**Data listing**

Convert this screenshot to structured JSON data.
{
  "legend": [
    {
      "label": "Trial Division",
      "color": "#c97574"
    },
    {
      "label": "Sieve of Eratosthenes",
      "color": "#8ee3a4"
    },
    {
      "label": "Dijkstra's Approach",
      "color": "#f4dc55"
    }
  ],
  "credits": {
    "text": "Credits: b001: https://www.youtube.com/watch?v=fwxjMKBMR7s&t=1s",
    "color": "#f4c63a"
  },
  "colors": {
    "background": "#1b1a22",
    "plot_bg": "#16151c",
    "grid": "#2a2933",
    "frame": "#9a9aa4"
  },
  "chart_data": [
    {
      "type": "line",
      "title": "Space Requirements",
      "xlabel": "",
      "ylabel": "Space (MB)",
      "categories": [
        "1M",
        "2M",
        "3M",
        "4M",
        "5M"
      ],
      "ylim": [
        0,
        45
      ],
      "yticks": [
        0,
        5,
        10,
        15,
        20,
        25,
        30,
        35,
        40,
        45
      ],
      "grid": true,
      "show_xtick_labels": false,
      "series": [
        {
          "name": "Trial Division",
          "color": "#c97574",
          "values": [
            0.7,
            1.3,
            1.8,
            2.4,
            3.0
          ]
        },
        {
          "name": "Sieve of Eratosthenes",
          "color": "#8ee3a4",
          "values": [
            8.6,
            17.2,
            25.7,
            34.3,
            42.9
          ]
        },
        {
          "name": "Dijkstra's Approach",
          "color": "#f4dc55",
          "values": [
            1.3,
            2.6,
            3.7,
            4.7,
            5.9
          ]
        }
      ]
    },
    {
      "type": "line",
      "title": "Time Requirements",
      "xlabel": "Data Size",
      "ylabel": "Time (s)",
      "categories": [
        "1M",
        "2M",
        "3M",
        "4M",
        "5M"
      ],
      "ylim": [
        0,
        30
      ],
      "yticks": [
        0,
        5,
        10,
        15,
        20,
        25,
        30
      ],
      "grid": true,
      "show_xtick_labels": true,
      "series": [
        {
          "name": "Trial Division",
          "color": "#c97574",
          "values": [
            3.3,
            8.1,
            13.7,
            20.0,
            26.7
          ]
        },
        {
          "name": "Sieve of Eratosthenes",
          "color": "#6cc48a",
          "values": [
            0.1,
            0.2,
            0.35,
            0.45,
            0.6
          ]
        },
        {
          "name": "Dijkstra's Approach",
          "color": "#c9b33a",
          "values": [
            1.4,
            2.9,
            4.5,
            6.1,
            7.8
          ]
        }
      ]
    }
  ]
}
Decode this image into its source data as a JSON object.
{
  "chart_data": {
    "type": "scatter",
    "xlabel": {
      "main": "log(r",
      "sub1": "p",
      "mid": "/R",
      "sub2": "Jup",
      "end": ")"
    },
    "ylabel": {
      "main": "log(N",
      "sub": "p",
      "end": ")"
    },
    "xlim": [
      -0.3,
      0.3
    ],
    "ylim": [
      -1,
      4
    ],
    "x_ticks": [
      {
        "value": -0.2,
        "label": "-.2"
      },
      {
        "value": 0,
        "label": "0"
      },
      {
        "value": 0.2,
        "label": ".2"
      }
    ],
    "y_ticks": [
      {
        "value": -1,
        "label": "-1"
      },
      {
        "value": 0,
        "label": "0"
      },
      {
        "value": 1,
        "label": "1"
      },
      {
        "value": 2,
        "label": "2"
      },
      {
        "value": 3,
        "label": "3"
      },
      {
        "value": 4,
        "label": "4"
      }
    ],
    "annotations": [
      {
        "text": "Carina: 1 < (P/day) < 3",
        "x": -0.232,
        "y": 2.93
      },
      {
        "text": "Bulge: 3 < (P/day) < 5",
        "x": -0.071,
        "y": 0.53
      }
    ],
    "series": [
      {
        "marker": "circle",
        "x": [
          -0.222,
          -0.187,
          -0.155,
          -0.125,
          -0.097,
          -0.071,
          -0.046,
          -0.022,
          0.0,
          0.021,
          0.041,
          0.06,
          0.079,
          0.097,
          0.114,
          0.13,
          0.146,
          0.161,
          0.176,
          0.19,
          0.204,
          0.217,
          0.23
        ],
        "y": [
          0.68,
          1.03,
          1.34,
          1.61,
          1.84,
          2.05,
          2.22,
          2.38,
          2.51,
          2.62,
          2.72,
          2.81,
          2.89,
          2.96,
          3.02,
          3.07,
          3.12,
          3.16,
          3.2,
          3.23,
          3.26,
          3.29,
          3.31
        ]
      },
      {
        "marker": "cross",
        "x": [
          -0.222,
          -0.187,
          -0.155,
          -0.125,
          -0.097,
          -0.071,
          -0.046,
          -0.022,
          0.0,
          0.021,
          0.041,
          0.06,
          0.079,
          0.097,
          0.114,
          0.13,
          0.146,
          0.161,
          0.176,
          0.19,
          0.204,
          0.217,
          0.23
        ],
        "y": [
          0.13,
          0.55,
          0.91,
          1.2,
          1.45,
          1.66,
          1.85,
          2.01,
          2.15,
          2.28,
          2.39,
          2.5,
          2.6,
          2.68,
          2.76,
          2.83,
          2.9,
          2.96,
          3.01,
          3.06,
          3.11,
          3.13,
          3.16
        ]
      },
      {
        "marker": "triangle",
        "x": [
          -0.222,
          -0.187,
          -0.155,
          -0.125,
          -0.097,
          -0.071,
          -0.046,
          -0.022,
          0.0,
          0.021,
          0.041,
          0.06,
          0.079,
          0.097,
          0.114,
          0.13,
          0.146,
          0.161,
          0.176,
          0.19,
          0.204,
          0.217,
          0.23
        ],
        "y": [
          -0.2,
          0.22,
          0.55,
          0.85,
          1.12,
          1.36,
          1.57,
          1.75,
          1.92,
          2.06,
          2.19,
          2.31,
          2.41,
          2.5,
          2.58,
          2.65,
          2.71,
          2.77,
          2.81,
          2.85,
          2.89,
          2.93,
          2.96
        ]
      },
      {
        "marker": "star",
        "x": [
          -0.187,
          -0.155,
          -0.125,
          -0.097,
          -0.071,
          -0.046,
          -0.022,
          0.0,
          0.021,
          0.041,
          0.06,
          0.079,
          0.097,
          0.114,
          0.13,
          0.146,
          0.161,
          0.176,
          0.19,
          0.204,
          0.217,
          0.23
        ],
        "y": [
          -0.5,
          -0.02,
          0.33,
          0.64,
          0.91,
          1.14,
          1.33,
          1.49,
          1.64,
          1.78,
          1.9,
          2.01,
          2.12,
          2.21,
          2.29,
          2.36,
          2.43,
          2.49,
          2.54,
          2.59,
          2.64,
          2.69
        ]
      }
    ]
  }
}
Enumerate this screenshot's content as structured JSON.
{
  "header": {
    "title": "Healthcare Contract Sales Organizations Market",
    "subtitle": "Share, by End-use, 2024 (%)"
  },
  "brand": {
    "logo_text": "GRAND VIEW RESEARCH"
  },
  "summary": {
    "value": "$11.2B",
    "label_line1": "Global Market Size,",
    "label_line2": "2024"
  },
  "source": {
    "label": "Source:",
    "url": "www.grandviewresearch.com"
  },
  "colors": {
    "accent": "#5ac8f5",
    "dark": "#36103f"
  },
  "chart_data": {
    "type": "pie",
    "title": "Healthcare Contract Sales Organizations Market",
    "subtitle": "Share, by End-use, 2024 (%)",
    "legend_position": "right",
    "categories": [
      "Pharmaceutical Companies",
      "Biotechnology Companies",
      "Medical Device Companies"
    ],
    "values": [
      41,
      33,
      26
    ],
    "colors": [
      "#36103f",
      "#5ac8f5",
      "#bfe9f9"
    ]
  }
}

**Task**
Go through the listing above and report how many of its lines contain the word "Time", with only the number as output.

**Answer to this problem**
2